** Start of Material for the task **

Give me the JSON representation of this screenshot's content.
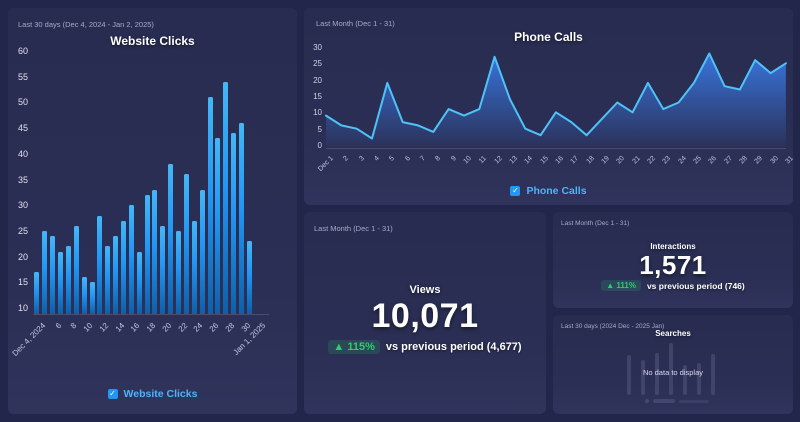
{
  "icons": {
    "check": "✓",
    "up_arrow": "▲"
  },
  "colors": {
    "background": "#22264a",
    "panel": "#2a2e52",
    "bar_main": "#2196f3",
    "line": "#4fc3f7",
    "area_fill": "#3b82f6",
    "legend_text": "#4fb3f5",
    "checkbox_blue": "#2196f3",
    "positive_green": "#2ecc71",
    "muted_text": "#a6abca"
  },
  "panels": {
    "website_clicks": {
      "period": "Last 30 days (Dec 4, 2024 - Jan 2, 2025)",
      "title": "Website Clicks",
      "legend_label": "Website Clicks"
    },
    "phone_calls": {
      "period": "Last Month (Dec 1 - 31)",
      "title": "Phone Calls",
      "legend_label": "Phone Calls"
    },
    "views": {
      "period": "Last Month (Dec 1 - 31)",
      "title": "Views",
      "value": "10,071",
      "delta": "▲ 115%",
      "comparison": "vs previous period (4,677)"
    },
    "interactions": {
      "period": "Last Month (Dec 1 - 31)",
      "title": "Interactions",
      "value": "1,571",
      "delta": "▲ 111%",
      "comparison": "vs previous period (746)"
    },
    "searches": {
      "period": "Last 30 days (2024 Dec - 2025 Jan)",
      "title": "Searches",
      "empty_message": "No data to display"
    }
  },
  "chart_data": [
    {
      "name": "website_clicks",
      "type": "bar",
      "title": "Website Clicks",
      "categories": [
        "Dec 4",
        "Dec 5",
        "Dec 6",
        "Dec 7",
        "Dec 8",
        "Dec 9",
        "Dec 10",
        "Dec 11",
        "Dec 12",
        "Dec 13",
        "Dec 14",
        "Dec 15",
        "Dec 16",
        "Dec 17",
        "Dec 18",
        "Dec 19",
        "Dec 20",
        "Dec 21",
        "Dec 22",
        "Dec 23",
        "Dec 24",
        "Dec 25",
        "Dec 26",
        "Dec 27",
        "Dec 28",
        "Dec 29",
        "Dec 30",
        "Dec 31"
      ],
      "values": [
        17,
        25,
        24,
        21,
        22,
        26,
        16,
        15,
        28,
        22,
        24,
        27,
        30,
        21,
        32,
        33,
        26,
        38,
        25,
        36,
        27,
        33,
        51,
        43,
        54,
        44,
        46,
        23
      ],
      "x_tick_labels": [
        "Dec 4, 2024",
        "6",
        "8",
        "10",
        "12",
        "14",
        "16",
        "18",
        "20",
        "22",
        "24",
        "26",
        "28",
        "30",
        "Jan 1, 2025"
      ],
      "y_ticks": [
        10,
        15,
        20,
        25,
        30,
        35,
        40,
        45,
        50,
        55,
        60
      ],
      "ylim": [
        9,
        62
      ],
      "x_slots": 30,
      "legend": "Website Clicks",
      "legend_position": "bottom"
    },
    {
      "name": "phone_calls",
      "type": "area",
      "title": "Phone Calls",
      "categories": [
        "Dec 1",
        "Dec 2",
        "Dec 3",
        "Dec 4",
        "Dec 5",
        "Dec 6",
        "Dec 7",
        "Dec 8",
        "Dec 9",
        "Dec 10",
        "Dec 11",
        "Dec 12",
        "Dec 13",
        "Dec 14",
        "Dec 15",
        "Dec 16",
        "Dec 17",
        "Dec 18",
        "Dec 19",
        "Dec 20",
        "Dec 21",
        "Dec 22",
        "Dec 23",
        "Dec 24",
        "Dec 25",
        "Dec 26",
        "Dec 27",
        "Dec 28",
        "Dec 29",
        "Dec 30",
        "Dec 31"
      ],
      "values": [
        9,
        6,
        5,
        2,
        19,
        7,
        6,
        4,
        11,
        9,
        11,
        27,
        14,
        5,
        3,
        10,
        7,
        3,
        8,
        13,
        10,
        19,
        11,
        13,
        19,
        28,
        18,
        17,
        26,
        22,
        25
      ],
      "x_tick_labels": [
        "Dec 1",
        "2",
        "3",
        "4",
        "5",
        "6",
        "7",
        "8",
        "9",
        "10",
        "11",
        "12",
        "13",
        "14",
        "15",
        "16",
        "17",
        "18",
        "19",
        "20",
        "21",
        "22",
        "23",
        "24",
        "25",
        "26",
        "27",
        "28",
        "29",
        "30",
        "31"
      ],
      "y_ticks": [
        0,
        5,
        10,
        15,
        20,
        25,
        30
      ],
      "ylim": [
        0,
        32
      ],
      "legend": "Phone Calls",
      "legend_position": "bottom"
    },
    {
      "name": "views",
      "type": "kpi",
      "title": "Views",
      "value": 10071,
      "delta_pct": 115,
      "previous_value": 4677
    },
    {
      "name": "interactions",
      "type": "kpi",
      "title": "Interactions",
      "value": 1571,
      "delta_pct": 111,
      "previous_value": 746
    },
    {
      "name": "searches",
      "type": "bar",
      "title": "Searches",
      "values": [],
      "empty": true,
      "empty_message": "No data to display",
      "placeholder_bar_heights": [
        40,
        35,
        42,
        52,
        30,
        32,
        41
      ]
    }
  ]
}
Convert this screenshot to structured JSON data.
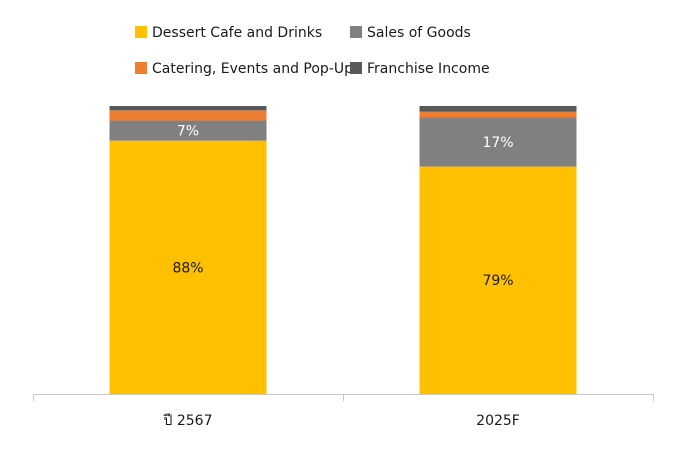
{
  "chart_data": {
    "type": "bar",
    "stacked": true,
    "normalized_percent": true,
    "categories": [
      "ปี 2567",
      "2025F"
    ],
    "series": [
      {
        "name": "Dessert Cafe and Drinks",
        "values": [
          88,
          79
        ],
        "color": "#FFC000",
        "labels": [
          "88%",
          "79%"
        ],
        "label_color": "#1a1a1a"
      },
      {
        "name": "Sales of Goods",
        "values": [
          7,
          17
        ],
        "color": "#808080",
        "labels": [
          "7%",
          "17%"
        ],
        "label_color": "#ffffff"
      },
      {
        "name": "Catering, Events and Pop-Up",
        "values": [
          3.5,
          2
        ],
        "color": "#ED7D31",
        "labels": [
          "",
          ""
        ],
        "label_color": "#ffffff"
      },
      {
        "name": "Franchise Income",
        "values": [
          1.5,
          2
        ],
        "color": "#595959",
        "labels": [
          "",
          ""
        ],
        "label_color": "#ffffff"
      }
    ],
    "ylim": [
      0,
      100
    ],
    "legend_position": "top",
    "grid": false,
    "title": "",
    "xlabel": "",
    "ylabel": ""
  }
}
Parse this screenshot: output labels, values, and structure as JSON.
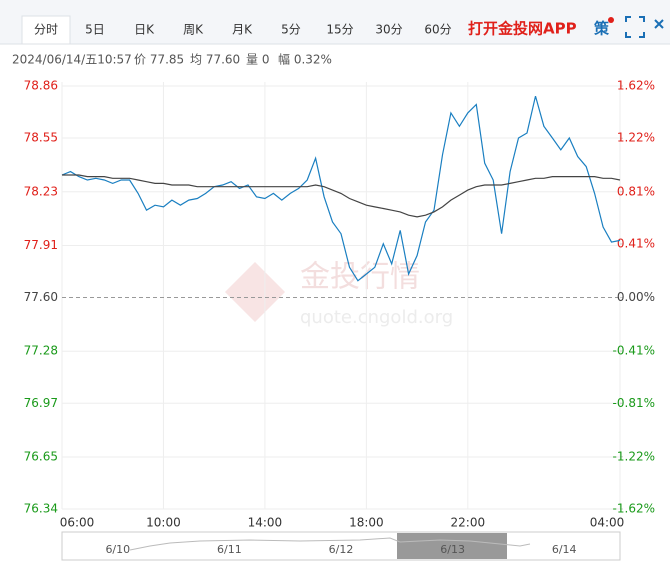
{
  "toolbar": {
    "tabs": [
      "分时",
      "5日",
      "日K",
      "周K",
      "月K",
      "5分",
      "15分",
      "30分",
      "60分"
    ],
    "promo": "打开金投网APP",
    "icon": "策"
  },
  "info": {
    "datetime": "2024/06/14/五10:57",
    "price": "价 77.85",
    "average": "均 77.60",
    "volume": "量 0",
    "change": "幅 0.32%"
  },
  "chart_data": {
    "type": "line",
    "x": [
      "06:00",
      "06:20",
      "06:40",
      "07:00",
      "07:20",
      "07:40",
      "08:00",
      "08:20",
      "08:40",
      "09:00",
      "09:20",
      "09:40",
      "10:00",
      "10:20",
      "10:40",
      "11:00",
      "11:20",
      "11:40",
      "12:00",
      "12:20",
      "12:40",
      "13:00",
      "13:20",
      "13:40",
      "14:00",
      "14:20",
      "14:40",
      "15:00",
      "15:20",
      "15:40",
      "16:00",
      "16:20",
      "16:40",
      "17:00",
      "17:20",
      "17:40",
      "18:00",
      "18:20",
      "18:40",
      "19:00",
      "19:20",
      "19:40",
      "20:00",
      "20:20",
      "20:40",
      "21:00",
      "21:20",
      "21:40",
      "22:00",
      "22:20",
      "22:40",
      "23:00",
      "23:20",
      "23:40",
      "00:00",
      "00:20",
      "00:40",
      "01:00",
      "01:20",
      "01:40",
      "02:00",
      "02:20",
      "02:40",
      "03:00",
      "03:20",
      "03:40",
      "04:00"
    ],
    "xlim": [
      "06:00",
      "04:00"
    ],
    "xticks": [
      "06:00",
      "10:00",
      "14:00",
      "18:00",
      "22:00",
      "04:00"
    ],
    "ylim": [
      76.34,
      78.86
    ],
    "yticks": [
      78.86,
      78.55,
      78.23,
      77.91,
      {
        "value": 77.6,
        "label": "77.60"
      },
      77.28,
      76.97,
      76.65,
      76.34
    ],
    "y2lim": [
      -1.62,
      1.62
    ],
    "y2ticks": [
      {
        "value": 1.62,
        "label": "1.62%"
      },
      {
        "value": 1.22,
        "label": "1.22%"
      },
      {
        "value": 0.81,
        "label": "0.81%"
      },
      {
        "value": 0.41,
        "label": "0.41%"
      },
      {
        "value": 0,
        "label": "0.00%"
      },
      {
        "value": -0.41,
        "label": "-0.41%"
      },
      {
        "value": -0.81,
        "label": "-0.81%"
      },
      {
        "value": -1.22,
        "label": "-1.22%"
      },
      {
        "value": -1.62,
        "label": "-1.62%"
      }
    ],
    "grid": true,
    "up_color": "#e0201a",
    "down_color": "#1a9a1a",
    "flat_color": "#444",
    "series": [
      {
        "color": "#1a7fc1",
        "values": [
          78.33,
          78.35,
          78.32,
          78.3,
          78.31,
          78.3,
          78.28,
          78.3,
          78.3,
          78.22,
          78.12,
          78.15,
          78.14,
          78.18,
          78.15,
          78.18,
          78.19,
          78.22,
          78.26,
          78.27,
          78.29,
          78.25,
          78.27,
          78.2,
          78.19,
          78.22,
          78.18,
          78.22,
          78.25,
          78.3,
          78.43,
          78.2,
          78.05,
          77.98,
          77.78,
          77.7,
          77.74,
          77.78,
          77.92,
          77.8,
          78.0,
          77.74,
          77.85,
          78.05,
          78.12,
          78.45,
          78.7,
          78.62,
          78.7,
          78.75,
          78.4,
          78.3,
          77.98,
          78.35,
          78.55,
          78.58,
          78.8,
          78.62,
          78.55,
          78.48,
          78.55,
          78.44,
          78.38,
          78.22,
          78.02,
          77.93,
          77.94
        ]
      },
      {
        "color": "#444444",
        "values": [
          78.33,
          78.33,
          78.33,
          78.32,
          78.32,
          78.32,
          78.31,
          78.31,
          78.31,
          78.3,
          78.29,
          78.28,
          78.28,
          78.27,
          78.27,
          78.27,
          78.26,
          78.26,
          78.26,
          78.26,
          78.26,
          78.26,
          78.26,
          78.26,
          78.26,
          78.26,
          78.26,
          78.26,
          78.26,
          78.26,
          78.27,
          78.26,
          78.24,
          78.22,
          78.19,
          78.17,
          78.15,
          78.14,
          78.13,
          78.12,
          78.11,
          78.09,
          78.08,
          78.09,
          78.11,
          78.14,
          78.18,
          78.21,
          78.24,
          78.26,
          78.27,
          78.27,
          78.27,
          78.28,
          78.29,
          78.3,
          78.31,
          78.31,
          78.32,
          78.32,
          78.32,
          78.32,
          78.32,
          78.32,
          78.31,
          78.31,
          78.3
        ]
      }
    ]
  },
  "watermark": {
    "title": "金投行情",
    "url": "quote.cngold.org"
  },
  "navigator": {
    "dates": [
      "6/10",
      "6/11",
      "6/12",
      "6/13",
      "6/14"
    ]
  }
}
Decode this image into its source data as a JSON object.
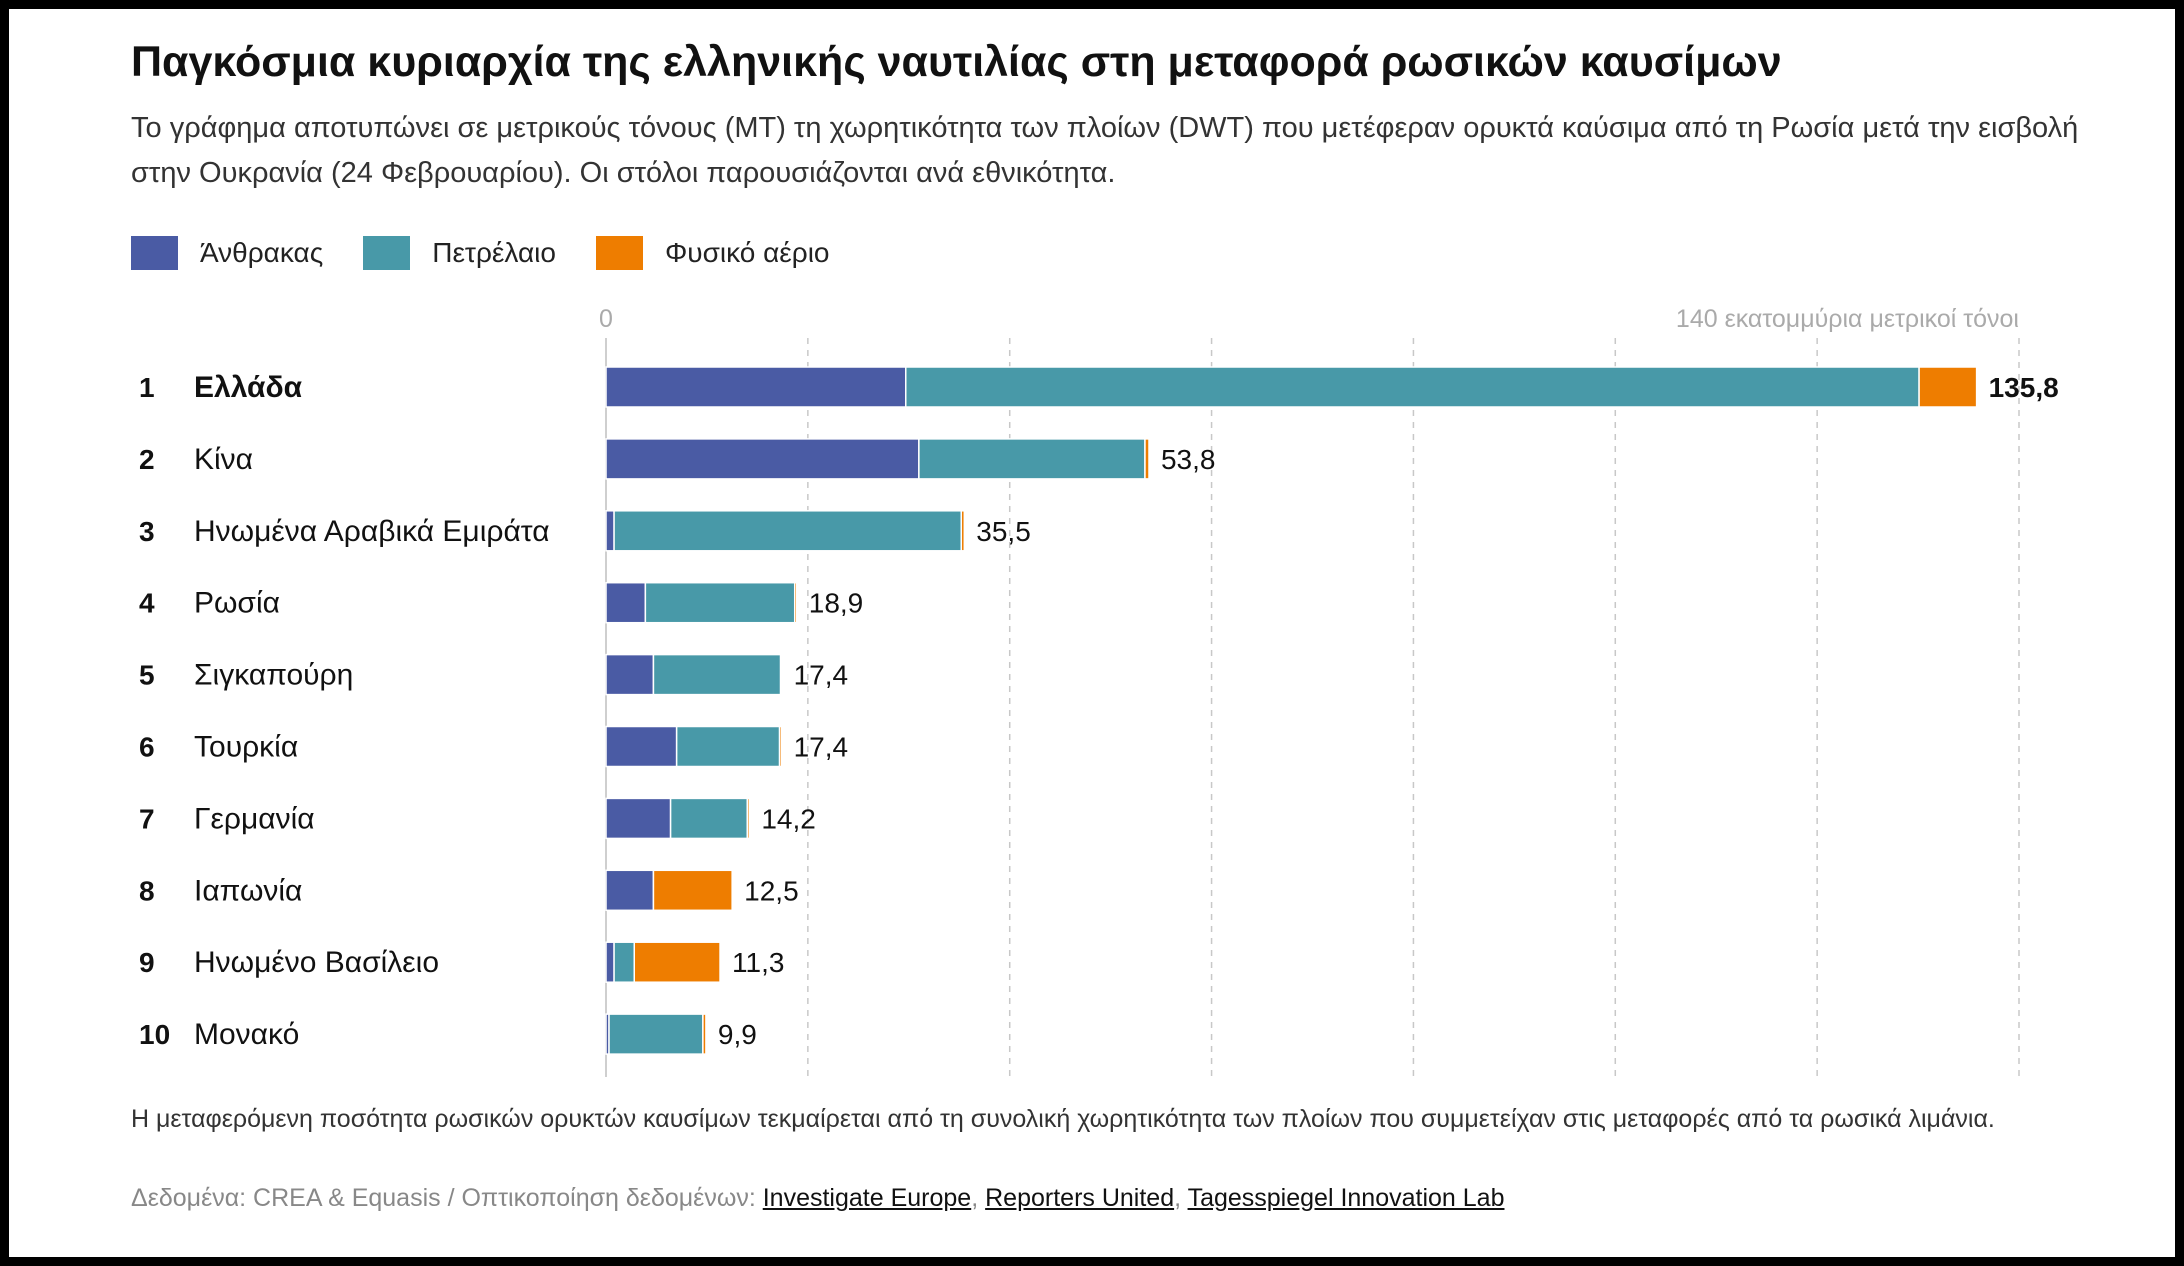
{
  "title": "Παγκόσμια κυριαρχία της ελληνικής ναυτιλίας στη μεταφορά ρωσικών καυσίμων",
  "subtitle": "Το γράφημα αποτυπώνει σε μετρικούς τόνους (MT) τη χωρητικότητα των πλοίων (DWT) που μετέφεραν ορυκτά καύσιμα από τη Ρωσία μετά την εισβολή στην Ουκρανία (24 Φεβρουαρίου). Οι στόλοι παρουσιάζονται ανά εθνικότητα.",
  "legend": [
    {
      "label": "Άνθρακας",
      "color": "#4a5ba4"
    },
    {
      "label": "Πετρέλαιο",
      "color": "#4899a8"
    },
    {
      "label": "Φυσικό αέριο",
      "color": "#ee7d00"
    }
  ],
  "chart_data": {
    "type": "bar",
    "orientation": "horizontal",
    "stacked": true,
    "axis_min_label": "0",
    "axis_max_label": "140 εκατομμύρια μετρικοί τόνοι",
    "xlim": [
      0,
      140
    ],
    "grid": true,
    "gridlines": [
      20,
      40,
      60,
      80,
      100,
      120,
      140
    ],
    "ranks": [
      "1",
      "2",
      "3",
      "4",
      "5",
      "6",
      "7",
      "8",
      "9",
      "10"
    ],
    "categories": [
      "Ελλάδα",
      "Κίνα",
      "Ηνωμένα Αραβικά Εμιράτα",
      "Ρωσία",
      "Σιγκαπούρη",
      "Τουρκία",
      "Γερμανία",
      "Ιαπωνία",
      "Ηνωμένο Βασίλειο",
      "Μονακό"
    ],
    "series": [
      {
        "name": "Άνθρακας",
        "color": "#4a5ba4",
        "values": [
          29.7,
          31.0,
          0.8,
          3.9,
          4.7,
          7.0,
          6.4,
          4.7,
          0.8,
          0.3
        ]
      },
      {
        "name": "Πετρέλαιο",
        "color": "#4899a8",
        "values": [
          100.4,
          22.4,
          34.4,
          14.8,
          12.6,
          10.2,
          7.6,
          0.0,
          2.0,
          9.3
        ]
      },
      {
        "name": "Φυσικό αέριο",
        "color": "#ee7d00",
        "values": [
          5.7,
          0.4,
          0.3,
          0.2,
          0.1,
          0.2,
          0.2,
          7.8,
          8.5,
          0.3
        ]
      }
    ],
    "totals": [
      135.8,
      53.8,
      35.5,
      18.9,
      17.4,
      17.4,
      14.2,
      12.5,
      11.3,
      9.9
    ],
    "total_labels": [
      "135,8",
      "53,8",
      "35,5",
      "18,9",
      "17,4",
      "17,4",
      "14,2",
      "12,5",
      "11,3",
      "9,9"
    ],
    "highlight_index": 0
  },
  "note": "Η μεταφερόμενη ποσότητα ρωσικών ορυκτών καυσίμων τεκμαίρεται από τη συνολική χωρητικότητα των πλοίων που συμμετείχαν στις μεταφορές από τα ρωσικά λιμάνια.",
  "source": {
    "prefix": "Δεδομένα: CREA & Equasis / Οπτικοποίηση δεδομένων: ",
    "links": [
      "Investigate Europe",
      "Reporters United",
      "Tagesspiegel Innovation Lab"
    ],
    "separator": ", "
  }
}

** End of Material for the task **

Task prompt:
Extract all lines from the data in which "this" is found.

Result of the task:
Give me the JSON representation of this screenshot's content.
Convert this screenshot to structured JSON data.
Parse this screenshot: output labels, values, and structure as JSON.
Decode this image into its source data as a JSON object.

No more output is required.